(Coordinate annotation records)
------------------------------------------------------------------------

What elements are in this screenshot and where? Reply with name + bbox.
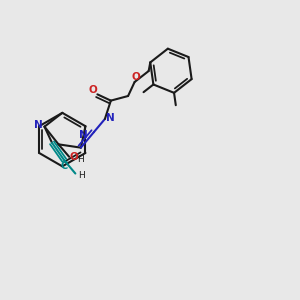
Text: N: N: [34, 120, 43, 130]
Text: N: N: [79, 130, 88, 140]
Text: C: C: [60, 161, 67, 171]
Text: H: H: [79, 171, 85, 180]
Text: H: H: [77, 154, 83, 164]
Text: O: O: [131, 72, 140, 82]
Text: N: N: [106, 113, 115, 123]
Text: O: O: [70, 152, 79, 162]
Text: O: O: [88, 85, 97, 95]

------------------------------------------------------------------------

**Work required**
Reproduce the data from its first line through the line containing "Text: N: N: [106, 113, 115, 123]", swapping every "screenshot" for "image" and leaving everything else unchanged. Omit the pictures.

**Response to this task**
What elements are in this image and where? Reply with name + bbox.
Text: N: N: [34, 120, 43, 130]
Text: N: N: [79, 130, 88, 140]
Text: C: C: [60, 161, 67, 171]
Text: H: H: [79, 171, 85, 180]
Text: H: H: [77, 154, 83, 164]
Text: O: O: [131, 72, 140, 82]
Text: N: N: [106, 113, 115, 123]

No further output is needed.